— YOUR OBJECTIVE —
Write out every record below exactly as it appears.

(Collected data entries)
════
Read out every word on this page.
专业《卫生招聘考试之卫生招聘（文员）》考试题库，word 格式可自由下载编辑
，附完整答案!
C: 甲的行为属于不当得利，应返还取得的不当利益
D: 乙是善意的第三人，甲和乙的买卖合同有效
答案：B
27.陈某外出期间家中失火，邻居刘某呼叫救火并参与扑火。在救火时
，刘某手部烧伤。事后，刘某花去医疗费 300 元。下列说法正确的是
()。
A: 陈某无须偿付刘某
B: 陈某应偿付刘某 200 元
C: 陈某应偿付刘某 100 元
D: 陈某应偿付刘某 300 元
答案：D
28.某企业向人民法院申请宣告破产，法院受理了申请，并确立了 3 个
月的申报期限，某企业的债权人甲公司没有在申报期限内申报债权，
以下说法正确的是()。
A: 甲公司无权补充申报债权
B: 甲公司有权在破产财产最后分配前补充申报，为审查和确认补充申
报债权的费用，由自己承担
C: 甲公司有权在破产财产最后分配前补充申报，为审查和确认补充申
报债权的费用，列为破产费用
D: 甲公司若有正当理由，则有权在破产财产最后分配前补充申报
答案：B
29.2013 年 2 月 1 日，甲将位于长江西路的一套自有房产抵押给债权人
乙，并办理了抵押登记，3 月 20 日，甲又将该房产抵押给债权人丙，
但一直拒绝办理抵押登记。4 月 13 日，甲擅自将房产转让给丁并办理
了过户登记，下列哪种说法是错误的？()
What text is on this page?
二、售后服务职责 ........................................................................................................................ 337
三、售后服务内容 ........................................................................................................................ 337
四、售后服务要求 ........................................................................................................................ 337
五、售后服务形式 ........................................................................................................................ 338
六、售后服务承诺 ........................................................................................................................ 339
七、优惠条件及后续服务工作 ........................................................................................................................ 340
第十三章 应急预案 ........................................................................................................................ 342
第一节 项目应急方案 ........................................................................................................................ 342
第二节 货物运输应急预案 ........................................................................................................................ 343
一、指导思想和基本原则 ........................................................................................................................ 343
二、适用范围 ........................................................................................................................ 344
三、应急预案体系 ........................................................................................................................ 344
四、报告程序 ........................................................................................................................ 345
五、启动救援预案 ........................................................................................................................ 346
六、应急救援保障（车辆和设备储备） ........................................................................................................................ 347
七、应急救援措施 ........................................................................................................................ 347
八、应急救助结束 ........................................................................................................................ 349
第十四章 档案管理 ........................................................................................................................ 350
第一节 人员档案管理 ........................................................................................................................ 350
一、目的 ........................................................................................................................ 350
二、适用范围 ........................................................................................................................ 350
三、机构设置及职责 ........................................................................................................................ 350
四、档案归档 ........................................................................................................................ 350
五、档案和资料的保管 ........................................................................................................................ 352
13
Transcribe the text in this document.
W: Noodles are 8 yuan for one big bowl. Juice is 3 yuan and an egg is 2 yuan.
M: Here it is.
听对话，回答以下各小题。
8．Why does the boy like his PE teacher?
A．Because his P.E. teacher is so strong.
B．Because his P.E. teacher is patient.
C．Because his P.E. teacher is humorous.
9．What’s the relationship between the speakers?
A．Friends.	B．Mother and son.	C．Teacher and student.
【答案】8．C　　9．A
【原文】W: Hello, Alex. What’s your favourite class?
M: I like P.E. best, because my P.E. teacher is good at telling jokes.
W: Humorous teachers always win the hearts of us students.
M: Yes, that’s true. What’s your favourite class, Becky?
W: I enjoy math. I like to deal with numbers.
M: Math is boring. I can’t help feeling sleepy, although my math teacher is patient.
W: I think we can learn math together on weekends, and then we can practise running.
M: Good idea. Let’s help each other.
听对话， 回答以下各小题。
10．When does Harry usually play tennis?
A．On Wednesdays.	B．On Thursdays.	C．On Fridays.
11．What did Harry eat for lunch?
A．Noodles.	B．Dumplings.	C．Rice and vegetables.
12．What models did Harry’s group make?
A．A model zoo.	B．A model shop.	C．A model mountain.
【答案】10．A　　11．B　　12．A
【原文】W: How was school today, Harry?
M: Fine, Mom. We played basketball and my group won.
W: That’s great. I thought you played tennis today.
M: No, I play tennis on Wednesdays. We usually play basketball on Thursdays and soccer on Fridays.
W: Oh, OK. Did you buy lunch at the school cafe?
════
— SOLUTION FOR THIS TASK —
Read out every word on this page.
专业《卫生招聘考试之卫生招聘（文员）》考试题库，word 格式可自由下载编辑
，附完整答案!
C: 甲的行为属于不当得利，应返还取得的不当利益
D: 乙是善意的第三人，甲和乙的买卖合同有效
答案：B
27.陈某外出期间家中失火，邻居刘某呼叫救火并参与扑火。在救火时
，刘某手部烧伤。事后，刘某花去医疗费 300 元。下列说法正确的是
()。
A: 陈某无须偿付刘某
B: 陈某应偿付刘某 200 元
C: 陈某应偿付刘某 100 元
D: 陈某应偿付刘某 300 元
答案：D
28.某企业向人民法院申请宣告破产，法院受理了申请，并确立了 3 个
月的申报期限，某企业的债权人甲公司没有在申报期限内申报债权，
以下说法正确的是()。
A: 甲公司无权补充申报债权
B: 甲公司有权在破产财产最后分配前补充申报，为审查和确认补充申
报债权的费用，由自己承担
C: 甲公司有权在破产财产最后分配前补充申报，为审查和确认补充申
报债权的费用，列为破产费用
D: 甲公司若有正当理由，则有权在破产财产最后分配前补充申报
答案：B
29.2013 年 2 月 1 日，甲将位于长江西路的一套自有房产抵押给债权人
乙，并办理了抵押登记，3 月 20 日，甲又将该房产抵押给债权人丙，
但一直拒绝办理抵押登记。4 月 13 日，甲擅自将房产转让给丁并办理
了过户登记，下列哪种说法是错误的？()
What text is on this page?
二、售后服务职责 ........................................................................................................................ 337
三、售后服务内容 ........................................................................................................................ 337
四、售后服务要求 ........................................................................................................................ 337
五、售后服务形式 ........................................................................................................................ 338
六、售后服务承诺 ........................................................................................................................ 339
七、优惠条件及后续服务工作 ........................................................................................................................ 340
第十三章 应急预案 ........................................................................................................................ 342
第一节 项目应急方案 ........................................................................................................................ 342
第二节 货物运输应急预案 ........................................................................................................................ 343
一、指导思想和基本原则 ........................................................................................................................ 343
二、适用范围 ........................................................................................................................ 344
三、应急预案体系 ........................................................................................................................ 344
四、报告程序 ........................................................................................................................ 345
五、启动救援预案 ........................................................................................................................ 346
六、应急救援保障（车辆和设备储备） ........................................................................................................................ 347
七、应急救援措施 ........................................................................................................................ 347
八、应急救助结束 ........................................................................................................................ 349
第十四章 档案管理 ........................................................................................................................ 350
第一节 人员档案管理 ........................................................................................................................ 350
一、目的 ........................................................................................................................ 350
二、适用范围 ........................................................................................................................ 350
三、机构设置及职责 ........................................................................................................................ 350
四、档案归档 ........................................................................................................................ 350
五、档案和资料的保管 ........................................................................................................................ 352
13
Transcribe the text in this document.
W: Noodles are 8 yuan for one big bowl. Juice is 3 yuan and an egg is 2 yuan.
M: Here it is.
听对话，回答以下各小题。
8．Why does the boy like his PE teacher?
A．Because his P.E. teacher is so strong.
B．Because his P.E. teacher is patient.
C．Because his P.E. teacher is humorous.
9．What’s the relationship between the speakers?
A．Friends.	B．Mother and son.	C．Teacher and student.
【答案】8．C　　9．A
【原文】W: Hello, Alex. What’s your favourite class?
M: I like P.E. best, because my P.E. teacher is good at telling jokes.
W: Humorous teachers always win the hearts of us students.
M: Yes, that’s true. What’s your favourite class, Becky?
W: I enjoy math. I like to deal with numbers.
M: Math is boring. I can’t help feeling sleepy, although my math teacher is patient.
W: I think we can learn math together on weekends, and then we can practise running.
M: Good idea. Let’s help each other.
听对话， 回答以下各小题。
10．When does Harry usually play tennis?
A．On Wednesdays.	B．On Thursdays.	C．On Fridays.
11．What did Harry eat for lunch?
A．Noodles.	B．Dumplings.	C．Rice and vegetables.
12．What models did Harry’s group make?
A．A model zoo.	B．A model shop.	C．A model mountain.
【答案】10．A　　11．B　　12．A
【原文】W: How was school today, Harry?
M: Fine, Mom. We played basketball and my group won.
W: That’s great. I thought you played tennis today.
M: No, I play tennis on Wednesdays. We usually play basketball on Thursdays and soccer on Fridays.
W: Oh, OK. Did you buy lunch at the school cafe?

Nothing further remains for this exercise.